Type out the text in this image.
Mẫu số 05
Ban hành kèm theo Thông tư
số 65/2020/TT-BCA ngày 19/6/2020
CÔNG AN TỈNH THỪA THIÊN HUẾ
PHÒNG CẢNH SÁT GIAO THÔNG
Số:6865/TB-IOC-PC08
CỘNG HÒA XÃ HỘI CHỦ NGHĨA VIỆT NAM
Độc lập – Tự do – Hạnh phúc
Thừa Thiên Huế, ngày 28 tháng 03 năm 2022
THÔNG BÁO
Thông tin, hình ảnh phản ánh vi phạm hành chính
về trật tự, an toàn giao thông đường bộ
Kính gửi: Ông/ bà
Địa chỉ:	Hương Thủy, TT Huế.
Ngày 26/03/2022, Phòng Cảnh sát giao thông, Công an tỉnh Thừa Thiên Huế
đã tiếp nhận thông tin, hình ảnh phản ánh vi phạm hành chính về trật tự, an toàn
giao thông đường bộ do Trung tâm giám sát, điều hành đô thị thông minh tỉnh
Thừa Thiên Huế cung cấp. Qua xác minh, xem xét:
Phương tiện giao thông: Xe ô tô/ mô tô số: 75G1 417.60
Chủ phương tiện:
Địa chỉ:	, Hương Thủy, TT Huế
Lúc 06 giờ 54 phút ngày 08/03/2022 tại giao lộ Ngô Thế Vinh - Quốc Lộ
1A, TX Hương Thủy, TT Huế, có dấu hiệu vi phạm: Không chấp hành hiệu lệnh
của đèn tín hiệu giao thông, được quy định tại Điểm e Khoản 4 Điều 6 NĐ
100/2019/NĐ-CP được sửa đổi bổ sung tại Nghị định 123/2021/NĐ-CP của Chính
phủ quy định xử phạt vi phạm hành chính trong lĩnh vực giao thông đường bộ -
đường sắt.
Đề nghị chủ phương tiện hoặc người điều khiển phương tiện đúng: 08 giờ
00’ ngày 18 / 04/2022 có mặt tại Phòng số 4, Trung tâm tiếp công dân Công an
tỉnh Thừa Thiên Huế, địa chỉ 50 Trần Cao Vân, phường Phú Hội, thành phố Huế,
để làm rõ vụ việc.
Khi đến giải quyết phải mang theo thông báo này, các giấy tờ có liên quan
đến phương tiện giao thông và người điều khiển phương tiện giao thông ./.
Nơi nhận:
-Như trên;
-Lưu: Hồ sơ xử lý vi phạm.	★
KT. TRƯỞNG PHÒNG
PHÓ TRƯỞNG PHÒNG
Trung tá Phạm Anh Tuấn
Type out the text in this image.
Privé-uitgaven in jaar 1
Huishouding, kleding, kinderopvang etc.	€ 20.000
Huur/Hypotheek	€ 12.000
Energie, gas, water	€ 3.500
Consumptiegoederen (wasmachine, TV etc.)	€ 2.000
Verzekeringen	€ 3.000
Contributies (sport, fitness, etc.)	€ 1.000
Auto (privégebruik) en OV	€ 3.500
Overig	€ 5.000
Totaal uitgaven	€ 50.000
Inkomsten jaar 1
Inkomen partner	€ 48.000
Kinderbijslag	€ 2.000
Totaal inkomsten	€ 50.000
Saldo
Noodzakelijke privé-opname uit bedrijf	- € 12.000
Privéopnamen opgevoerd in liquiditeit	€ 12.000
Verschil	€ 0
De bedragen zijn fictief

Task prompt
The entries above must be returned in full, exactly as shown.

Output of the exercise
Type out the text in this image.
Mẫu số 05
Ban hành kèm theo Thông tư
số 65/2020/TT-BCA ngày 19/6/2020
CÔNG AN TỈNH THỪA THIÊN HUẾ
PHÒNG CẢNH SÁT GIAO THÔNG
Số:6865/TB-IOC-PC08
CỘNG HÒA XÃ HỘI CHỦ NGHĨA VIỆT NAM
Độc lập – Tự do – Hạnh phúc
Thừa Thiên Huế, ngày 28 tháng 03 năm 2022
THÔNG BÁO
Thông tin, hình ảnh phản ánh vi phạm hành chính
về trật tự, an toàn giao thông đường bộ
Kính gửi: Ông/ bà
Địa chỉ:	Hương Thủy, TT Huế.
Ngày 26/03/2022, Phòng Cảnh sát giao thông, Công an tỉnh Thừa Thiên Huế
đã tiếp nhận thông tin, hình ảnh phản ánh vi phạm hành chính về trật tự, an toàn
giao thông đường bộ do Trung tâm giám sát, điều hành đô thị thông minh tỉnh
Thừa Thiên Huế cung cấp. Qua xác minh, xem xét:
Phương tiện giao thông: Xe ô tô/ mô tô số: 75G1 417.60
Chủ phương tiện:
Địa chỉ:	, Hương Thủy, TT Huế
Lúc 06 giờ 54 phút ngày 08/03/2022 tại giao lộ Ngô Thế Vinh - Quốc Lộ
1A, TX Hương Thủy, TT Huế, có dấu hiệu vi phạm: Không chấp hành hiệu lệnh
của đèn tín hiệu giao thông, được quy định tại Điểm e Khoản 4 Điều 6 NĐ
100/2019/NĐ-CP được sửa đổi bổ sung tại Nghị định 123/2021/NĐ-CP của Chính
phủ quy định xử phạt vi phạm hành chính trong lĩnh vực giao thông đường bộ -
đường sắt.
Đề nghị chủ phương tiện hoặc người điều khiển phương tiện đúng: 08 giờ
00’ ngày 18 / 04/2022 có mặt tại Phòng số 4, Trung tâm tiếp công dân Công an
tỉnh Thừa Thiên Huế, địa chỉ 50 Trần Cao Vân, phường Phú Hội, thành phố Huế,
để làm rõ vụ việc.
Khi đến giải quyết phải mang theo thông báo này, các giấy tờ có liên quan
đến phương tiện giao thông và người điều khiển phương tiện giao thông ./.
Nơi nhận:
-Như trên;
-Lưu: Hồ sơ xử lý vi phạm.	★
KT. TRƯỞNG PHÒNG
PHÓ TRƯỞNG PHÒNG
Trung tá Phạm Anh Tuấn
Type out the text in this image.
Privé-uitgaven in jaar 1
Huishouding, kleding, kinderopvang etc.	€ 20.000
Huur/Hypotheek	€ 12.000
Energie, gas, water	€ 3.500
Consumptiegoederen (wasmachine, TV etc.)	€ 2.000
Verzekeringen	€ 3.000
Contributies (sport, fitness, etc.)	€ 1.000
Auto (privégebruik) en OV	€ 3.500
Overig	€ 5.000
Totaal uitgaven	€ 50.000
Inkomsten jaar 1
Inkomen partner	€ 48.000
Kinderbijslag	€ 2.000
Totaal inkomsten	€ 50.000
Saldo
Noodzakelijke privé-opname uit bedrijf	- € 12.000
Privéopnamen opgevoerd in liquiditeit	€ 12.000
Verschil	€ 0
De bedragen zijn fictief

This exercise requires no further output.